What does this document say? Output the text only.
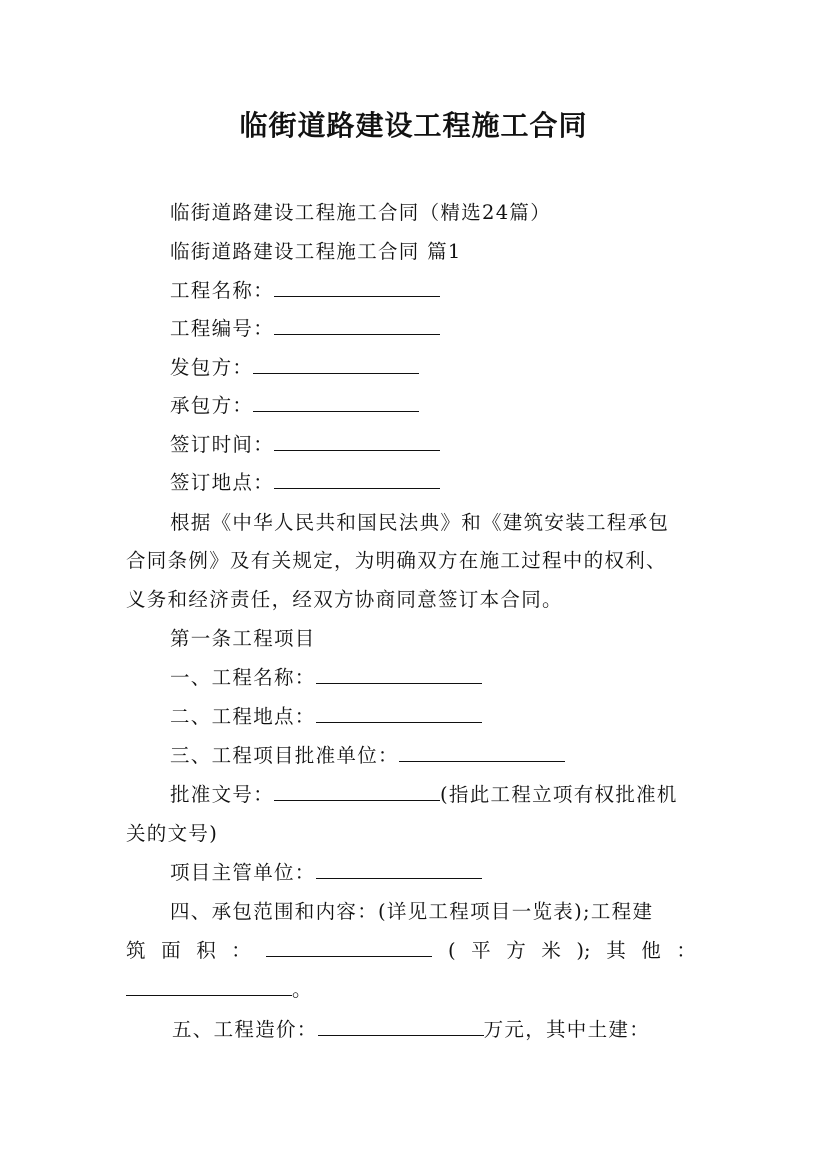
临街道路建设工程施工合同
临街道路建设工程施工合同（精选24篇）
临街道路建设工程施工合同 篇1
工程名称：
工程编号：
发包方：
承包方：
签订时间：
签订地点：
根据《中华人民共和国民法典》和《建筑安装工程承包
合同条例》及有关规定，为明确双方在施工过程中的权利、
义务和经济责任，经双方协商同意签订本合同。
第一条工程项目
一、工程名称：
二、工程地点：
三、工程项目批准单位：
批准文号：	(指此工程立项有权批准机
关的文号)
项目主管单位：
四、承包范围和内容：(详见工程项目一览表);工程建
筑 面 积 ：	( 平 方 米 ); 其 他 ：
。
五、工程造价：	万元，其中土建：
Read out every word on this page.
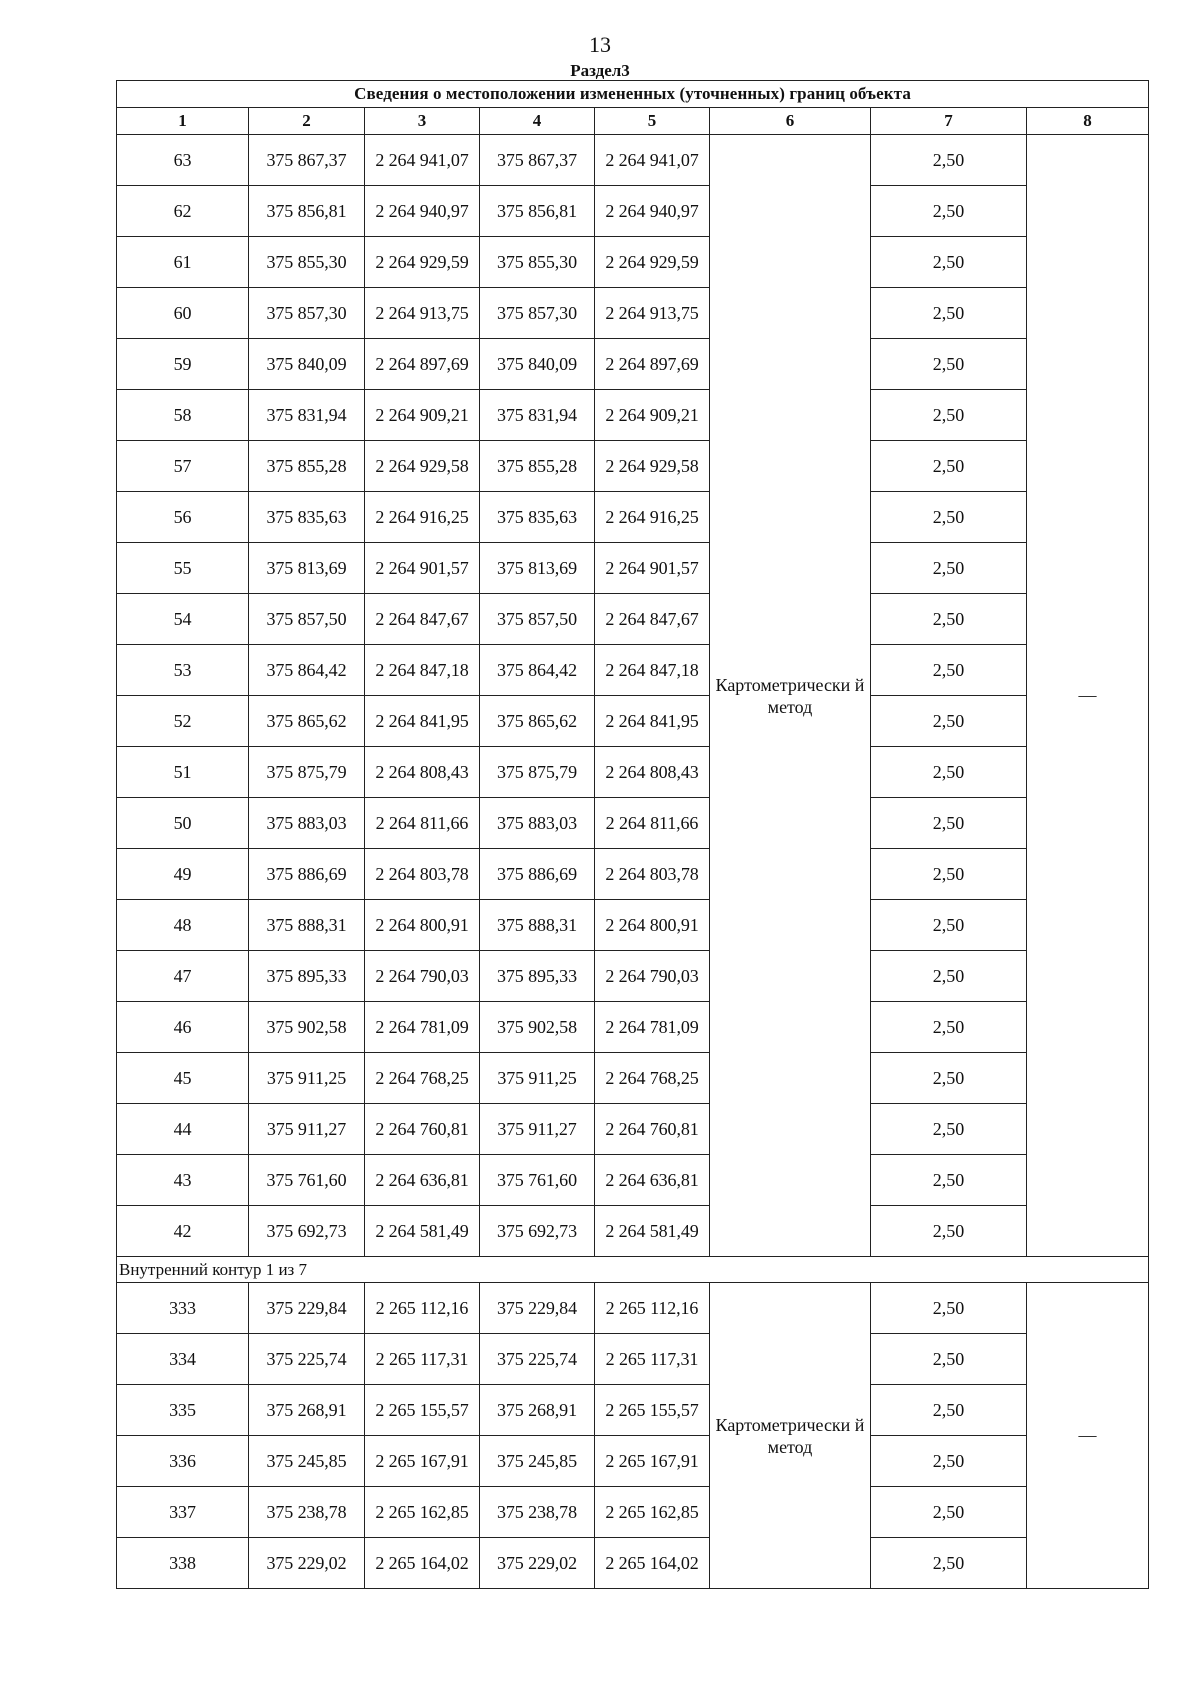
13
Раздел3
Сведения о местоположении измененных (уточненных) границ объекта							
1	2	3	4	5	6	7	8
63	375 867,37	2 264 941,07	375 867,37	2 264 941,07	Картометрически й метод	2,50	—
62	375 856,81	2 264 940,97	375 856,81	2 264 940,97		2,50	
61	375 855,30	2 264 929,59	375 855,30	2 264 929,59		2,50	
60	375 857,30	2 264 913,75	375 857,30	2 264 913,75		2,50	
59	375 840,09	2 264 897,69	375 840,09	2 264 897,69		2,50	
58	375 831,94	2 264 909,21	375 831,94	2 264 909,21		2,50	
57	375 855,28	2 264 929,58	375 855,28	2 264 929,58		2,50	
56	375 835,63	2 264 916,25	375 835,63	2 264 916,25		2,50	
55	375 813,69	2 264 901,57	375 813,69	2 264 901,57		2,50	
54	375 857,50	2 264 847,67	375 857,50	2 264 847,67		2,50	
53	375 864,42	2 264 847,18	375 864,42	2 264 847,18		2,50	
52	375 865,62	2 264 841,95	375 865,62	2 264 841,95		2,50	
51	375 875,79	2 264 808,43	375 875,79	2 264 808,43		2,50	
50	375 883,03	2 264 811,66	375 883,03	2 264 811,66		2,50	
49	375 886,69	2 264 803,78	375 886,69	2 264 803,78		2,50	
48	375 888,31	2 264 800,91	375 888,31	2 264 800,91		2,50	
47	375 895,33	2 264 790,03	375 895,33	2 264 790,03		2,50	
46	375 902,58	2 264 781,09	375 902,58	2 264 781,09		2,50	
45	375 911,25	2 264 768,25	375 911,25	2 264 768,25		2,50	
44	375 911,27	2 264 760,81	375 911,27	2 264 760,81		2,50	
43	375 761,60	2 264 636,81	375 761,60	2 264 636,81		2,50	
42	375 692,73	2 264 581,49	375 692,73	2 264 581,49		2,50	
Внутренний контур 1 из 7							
333	375 229,84	2 265 112,16	375 229,84	2 265 112,16	Картометрически й метод	2,50	—
334	375 225,74	2 265 117,31	375 225,74	2 265 117,31		2,50	
335	375 268,91	2 265 155,57	375 268,91	2 265 155,57		2,50	
336	375 245,85	2 265 167,91	375 245,85	2 265 167,91		2,50	
337	375 238,78	2 265 162,85	375 238,78	2 265 162,85		2,50	
338	375 229,02	2 265 164,02	375 229,02	2 265 164,02		2,50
◇ ◇ ◇
Identify the lines that contain the string "Картометрически", and copy every one of them.

OUTPUT OF THE EXERCISE:
63	375 867,37	2 264 941,07	375 867,37	2 264 941,07	Картометрически й метод	2,50	—
333	375 229,84	2 265 112,16	375 229,84	2 265 112,16	Картометрически й метод	2,50	—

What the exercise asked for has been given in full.